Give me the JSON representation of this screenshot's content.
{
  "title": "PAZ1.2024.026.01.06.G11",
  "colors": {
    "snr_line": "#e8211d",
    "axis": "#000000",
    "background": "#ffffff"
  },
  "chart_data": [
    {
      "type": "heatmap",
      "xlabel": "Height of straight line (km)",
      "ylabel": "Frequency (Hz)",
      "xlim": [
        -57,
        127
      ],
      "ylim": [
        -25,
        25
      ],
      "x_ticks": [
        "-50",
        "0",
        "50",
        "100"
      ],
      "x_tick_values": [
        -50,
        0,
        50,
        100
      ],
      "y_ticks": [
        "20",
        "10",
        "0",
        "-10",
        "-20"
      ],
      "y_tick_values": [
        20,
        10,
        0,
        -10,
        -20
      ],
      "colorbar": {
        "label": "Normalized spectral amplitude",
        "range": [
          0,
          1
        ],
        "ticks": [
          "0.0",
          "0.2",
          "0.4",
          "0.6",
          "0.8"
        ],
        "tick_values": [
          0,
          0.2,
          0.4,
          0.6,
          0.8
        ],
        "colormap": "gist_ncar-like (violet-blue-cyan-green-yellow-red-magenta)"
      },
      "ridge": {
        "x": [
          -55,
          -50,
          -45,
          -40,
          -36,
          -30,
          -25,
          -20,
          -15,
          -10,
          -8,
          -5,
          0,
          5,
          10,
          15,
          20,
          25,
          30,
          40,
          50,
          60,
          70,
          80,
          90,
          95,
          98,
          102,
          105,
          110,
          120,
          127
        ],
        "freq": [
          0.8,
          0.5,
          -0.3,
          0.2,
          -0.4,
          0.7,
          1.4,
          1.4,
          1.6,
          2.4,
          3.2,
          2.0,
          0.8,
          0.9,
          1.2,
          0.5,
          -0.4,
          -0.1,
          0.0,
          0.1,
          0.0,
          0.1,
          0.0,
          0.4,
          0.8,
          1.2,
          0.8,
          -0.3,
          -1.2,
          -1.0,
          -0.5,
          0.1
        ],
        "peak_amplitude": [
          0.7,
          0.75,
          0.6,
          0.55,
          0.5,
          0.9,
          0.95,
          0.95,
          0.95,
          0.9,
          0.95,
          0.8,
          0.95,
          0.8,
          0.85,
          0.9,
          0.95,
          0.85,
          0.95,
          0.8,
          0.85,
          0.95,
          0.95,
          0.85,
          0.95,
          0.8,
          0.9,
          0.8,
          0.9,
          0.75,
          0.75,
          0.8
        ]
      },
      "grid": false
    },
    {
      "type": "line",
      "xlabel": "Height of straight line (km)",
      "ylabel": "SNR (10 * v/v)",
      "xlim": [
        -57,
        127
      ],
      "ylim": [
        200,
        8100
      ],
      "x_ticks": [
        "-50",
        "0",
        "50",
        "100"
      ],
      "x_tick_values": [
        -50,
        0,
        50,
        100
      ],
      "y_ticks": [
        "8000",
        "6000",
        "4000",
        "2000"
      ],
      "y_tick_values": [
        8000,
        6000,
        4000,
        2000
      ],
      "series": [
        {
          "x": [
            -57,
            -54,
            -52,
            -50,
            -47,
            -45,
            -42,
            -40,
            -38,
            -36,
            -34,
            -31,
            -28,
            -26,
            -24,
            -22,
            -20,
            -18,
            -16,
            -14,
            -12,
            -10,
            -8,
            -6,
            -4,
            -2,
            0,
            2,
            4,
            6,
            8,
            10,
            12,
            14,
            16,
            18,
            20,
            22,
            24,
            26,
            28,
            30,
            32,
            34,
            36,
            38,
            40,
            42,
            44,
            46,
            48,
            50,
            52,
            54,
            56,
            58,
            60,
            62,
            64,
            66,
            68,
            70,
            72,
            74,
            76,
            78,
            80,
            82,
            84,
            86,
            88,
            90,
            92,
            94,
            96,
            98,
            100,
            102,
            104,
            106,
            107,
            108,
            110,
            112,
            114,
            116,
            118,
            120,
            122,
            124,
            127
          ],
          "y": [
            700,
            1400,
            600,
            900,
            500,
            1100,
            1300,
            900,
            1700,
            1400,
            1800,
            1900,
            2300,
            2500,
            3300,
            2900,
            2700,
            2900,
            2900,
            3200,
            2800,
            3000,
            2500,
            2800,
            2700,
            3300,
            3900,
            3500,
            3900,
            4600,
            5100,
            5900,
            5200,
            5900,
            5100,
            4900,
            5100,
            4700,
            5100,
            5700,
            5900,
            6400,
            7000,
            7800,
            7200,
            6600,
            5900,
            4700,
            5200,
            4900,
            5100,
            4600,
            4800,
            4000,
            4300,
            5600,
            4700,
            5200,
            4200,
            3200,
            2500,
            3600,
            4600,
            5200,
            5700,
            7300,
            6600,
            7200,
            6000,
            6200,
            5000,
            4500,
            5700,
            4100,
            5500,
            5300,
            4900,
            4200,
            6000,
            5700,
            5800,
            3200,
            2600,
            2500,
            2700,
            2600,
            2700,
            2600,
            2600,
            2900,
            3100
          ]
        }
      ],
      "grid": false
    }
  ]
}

- - - - - - -

Exercise prompt: Copy out every line of the material above that mentions the word "ylabel".

Problem solution:
      "ylabel": "Frequency (Hz)",
      "ylabel": "SNR (10 * v/v)",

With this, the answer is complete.